- **What is required**
Transcribe the full listing so that each line reads as it does in the original.

- **Source material**

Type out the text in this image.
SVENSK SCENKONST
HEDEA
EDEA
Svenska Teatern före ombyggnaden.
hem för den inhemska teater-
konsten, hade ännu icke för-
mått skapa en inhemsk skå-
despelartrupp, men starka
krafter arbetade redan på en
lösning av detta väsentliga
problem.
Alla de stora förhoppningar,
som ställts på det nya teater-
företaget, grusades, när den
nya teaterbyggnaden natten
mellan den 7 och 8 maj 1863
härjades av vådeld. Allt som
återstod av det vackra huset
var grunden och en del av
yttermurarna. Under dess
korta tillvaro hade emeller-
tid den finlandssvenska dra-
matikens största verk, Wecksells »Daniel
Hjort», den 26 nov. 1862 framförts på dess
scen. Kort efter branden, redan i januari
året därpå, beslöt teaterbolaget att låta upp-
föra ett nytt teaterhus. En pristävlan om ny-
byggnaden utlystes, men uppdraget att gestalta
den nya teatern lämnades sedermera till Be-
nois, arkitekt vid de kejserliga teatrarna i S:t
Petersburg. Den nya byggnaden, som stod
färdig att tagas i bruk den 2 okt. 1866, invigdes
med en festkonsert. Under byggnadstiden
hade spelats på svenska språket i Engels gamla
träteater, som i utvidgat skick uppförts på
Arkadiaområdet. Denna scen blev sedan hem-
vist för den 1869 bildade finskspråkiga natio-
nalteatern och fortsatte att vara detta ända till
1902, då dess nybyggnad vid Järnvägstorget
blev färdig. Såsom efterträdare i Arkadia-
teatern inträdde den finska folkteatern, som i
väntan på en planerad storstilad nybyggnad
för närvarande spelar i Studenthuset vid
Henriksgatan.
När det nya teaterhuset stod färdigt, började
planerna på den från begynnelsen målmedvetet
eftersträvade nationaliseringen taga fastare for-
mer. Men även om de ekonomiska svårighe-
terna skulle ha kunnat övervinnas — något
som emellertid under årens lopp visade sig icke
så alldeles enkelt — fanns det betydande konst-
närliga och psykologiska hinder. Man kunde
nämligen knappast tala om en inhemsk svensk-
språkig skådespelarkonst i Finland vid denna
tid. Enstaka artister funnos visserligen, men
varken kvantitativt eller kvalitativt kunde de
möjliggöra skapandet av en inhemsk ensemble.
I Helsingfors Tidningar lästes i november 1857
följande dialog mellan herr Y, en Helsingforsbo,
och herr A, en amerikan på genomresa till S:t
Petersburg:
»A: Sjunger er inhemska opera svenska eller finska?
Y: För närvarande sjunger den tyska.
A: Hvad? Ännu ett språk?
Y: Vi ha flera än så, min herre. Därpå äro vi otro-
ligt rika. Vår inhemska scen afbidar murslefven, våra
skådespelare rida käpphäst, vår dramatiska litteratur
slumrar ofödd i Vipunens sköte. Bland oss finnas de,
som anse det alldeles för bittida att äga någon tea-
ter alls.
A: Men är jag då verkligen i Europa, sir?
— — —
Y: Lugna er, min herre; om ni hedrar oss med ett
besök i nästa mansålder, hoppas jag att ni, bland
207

- **Result**
Type out the text in this image.
SVENSK SCENKONST
HEDEA
EDEA
Svenska Teatern före ombyggnaden.
hem för den inhemska teater-
konsten, hade ännu icke för-
mått skapa en inhemsk skå-
despelartrupp, men starka
krafter arbetade redan på en
lösning av detta väsentliga
problem.
Alla de stora förhoppningar,
som ställts på det nya teater-
företaget, grusades, när den
nya teaterbyggnaden natten
mellan den 7 och 8 maj 1863
härjades av vådeld. Allt som
återstod av det vackra huset
var grunden och en del av
yttermurarna. Under dess
korta tillvaro hade emeller-
tid den finlandssvenska dra-
matikens största verk, Wecksells »Daniel
Hjort», den 26 nov. 1862 framförts på dess
scen. Kort efter branden, redan i januari
året därpå, beslöt teaterbolaget att låta upp-
föra ett nytt teaterhus. En pristävlan om ny-
byggnaden utlystes, men uppdraget att gestalta
den nya teatern lämnades sedermera till Be-
nois, arkitekt vid de kejserliga teatrarna i S:t
Petersburg. Den nya byggnaden, som stod
färdig att tagas i bruk den 2 okt. 1866, invigdes
med en festkonsert. Under byggnadstiden
hade spelats på svenska språket i Engels gamla
träteater, som i utvidgat skick uppförts på
Arkadiaområdet. Denna scen blev sedan hem-
vist för den 1869 bildade finskspråkiga natio-
nalteatern och fortsatte att vara detta ända till
1902, då dess nybyggnad vid Järnvägstorget
blev färdig. Såsom efterträdare i Arkadia-
teatern inträdde den finska folkteatern, som i
väntan på en planerad storstilad nybyggnad
för närvarande spelar i Studenthuset vid
Henriksgatan.
När det nya teaterhuset stod färdigt, började
planerna på den från begynnelsen målmedvetet
eftersträvade nationaliseringen taga fastare for-
mer. Men även om de ekonomiska svårighe-
terna skulle ha kunnat övervinnas — något
som emellertid under årens lopp visade sig icke
så alldeles enkelt — fanns det betydande konst-
närliga och psykologiska hinder. Man kunde
nämligen knappast tala om en inhemsk svensk-
språkig skådespelarkonst i Finland vid denna
tid. Enstaka artister funnos visserligen, men
varken kvantitativt eller kvalitativt kunde de
möjliggöra skapandet av en inhemsk ensemble.
I Helsingfors Tidningar lästes i november 1857
följande dialog mellan herr Y, en Helsingforsbo,
och herr A, en amerikan på genomresa till S:t
Petersburg:
»A: Sjunger er inhemska opera svenska eller finska?
Y: För närvarande sjunger den tyska.
A: Hvad? Ännu ett språk?
Y: Vi ha flera än så, min herre. Därpå äro vi otro-
ligt rika. Vår inhemska scen afbidar murslefven, våra
skådespelare rida käpphäst, vår dramatiska litteratur
slumrar ofödd i Vipunens sköte. Bland oss finnas de,
som anse det alldeles för bittida att äga någon tea-
ter alls.
A: Men är jag då verkligen i Europa, sir?
— — —
Y: Lugna er, min herre; om ni hedrar oss med ett
besök i nästa mansålder, hoppas jag att ni, bland
207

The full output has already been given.